• _Objective_: Take each line containing "Чтобы" and report it exactly as written.

[START OF Dataset rows]

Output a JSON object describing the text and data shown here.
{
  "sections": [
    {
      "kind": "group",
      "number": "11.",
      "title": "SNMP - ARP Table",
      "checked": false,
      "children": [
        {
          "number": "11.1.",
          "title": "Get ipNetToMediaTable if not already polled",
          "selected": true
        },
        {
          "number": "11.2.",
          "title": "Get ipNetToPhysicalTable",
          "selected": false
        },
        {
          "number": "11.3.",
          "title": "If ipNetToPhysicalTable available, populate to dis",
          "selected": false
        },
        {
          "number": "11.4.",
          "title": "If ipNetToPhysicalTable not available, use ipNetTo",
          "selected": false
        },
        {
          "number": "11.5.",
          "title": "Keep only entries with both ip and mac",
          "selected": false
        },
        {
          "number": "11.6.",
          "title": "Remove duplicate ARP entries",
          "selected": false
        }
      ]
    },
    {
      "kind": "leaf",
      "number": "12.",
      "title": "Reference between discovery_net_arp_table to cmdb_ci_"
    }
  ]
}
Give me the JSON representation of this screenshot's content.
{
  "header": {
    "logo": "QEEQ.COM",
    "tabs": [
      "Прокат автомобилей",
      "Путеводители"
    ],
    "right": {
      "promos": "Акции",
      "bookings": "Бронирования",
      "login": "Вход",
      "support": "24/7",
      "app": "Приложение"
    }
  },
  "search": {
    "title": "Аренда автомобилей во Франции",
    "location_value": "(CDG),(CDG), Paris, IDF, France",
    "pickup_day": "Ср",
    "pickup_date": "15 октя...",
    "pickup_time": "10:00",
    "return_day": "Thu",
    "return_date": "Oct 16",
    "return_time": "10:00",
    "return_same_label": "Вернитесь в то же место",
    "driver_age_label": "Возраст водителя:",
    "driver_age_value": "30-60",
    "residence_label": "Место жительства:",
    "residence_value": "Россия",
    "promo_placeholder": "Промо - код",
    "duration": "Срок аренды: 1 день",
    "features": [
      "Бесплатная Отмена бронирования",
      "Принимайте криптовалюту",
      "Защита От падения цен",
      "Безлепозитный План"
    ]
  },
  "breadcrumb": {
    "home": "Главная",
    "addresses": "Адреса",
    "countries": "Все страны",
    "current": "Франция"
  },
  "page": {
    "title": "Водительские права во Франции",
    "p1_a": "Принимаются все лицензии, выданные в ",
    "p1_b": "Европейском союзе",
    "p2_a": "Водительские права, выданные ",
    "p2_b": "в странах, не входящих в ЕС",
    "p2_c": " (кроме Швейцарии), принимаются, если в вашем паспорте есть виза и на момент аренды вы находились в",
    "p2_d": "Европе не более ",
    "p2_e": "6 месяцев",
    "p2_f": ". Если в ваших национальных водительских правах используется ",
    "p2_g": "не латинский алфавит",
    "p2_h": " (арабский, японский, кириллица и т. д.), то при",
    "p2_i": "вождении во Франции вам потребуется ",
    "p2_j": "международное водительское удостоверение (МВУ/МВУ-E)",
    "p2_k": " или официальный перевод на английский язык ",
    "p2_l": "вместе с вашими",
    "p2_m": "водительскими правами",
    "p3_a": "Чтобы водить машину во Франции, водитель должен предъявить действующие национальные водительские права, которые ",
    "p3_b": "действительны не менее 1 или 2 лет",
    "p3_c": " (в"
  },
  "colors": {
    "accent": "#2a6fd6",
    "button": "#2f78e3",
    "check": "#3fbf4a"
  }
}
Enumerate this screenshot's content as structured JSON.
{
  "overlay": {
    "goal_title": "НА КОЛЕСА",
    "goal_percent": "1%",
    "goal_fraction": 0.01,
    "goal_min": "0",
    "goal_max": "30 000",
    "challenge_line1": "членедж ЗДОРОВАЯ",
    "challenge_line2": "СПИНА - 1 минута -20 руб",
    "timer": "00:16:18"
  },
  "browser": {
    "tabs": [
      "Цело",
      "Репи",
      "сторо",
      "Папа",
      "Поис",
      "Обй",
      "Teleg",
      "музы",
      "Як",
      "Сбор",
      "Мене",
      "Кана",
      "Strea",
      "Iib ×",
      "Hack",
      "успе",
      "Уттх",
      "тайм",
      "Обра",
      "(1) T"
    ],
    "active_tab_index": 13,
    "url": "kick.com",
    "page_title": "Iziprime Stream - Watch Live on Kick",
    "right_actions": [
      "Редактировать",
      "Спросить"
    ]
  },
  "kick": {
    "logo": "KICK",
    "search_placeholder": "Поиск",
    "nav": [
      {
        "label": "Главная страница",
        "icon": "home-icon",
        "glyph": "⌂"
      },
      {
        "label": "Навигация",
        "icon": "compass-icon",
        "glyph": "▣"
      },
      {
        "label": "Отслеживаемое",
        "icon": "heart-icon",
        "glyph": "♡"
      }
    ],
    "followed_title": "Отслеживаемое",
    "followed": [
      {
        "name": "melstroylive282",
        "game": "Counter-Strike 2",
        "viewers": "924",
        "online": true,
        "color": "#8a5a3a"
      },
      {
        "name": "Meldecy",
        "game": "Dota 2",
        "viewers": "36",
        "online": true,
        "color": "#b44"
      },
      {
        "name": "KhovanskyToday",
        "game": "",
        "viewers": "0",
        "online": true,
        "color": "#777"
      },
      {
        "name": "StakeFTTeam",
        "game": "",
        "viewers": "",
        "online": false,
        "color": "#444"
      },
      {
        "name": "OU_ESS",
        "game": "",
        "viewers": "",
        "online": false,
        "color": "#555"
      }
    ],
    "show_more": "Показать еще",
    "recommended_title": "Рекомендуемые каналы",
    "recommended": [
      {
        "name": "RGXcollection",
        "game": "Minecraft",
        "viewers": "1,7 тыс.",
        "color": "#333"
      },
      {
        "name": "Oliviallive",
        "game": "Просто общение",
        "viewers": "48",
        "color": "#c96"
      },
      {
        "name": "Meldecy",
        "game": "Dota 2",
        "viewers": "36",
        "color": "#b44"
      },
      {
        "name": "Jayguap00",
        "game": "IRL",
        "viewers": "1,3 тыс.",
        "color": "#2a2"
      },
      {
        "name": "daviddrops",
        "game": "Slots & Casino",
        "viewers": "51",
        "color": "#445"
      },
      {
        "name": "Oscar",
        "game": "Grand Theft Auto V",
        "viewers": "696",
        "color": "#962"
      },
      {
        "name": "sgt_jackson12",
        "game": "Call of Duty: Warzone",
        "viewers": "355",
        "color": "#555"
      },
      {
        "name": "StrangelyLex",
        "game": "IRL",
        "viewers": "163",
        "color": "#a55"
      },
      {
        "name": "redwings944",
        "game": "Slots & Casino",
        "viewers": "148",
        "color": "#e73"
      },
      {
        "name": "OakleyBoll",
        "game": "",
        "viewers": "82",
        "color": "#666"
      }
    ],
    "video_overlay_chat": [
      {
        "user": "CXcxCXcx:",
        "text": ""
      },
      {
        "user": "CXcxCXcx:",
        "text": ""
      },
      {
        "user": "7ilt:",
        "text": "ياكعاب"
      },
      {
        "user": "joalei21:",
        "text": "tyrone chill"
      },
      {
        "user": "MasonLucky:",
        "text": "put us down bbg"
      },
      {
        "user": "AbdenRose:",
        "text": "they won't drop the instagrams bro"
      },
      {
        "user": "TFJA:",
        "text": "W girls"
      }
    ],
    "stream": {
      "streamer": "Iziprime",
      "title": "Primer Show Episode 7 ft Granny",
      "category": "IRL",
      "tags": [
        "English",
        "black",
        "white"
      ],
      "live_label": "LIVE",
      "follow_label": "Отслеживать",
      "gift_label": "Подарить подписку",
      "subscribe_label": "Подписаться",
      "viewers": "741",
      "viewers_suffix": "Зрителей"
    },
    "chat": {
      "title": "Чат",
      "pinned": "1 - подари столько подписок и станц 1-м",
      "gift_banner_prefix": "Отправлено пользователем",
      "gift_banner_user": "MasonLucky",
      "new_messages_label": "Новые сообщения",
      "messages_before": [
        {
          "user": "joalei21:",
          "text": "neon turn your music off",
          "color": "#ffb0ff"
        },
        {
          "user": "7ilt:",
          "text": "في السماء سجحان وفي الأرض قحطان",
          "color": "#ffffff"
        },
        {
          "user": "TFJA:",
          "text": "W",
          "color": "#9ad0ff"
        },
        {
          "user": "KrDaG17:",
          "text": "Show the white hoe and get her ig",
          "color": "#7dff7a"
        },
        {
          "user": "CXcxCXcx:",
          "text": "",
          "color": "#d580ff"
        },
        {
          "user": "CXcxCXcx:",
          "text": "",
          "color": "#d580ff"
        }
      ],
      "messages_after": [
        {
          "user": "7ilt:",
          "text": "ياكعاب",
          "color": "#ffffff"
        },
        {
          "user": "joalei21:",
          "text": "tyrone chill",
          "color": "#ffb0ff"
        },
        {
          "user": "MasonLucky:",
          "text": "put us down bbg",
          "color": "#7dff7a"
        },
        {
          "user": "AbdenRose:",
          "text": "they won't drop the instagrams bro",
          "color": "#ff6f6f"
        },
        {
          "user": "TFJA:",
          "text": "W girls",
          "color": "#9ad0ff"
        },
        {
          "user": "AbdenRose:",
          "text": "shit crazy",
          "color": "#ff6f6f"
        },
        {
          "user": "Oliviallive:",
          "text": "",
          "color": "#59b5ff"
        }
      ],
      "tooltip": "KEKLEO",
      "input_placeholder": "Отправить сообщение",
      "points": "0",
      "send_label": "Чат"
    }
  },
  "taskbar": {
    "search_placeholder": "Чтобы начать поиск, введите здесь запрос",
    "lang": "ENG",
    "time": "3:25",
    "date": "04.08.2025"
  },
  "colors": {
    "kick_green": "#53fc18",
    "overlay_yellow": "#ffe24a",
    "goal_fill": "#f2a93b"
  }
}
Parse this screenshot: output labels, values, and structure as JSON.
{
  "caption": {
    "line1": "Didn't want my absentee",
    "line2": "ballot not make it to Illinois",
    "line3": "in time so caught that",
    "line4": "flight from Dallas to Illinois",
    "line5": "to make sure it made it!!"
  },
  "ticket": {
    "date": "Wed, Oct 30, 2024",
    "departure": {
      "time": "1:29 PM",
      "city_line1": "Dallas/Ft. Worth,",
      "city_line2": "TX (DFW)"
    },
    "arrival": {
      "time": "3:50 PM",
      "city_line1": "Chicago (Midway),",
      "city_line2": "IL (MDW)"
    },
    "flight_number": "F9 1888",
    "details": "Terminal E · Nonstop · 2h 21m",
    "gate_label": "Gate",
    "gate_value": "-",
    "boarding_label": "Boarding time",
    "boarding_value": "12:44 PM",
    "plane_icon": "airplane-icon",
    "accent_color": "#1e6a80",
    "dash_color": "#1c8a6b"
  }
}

[END OF Dataset rows]

• _Written response_:
    "p3_a": "Чтобы водить машину во Франции, водитель должен предъявить действующие национальные водительские права, которые ",
    "search_placeholder": "Чтобы начать поиск, введите здесь запрос",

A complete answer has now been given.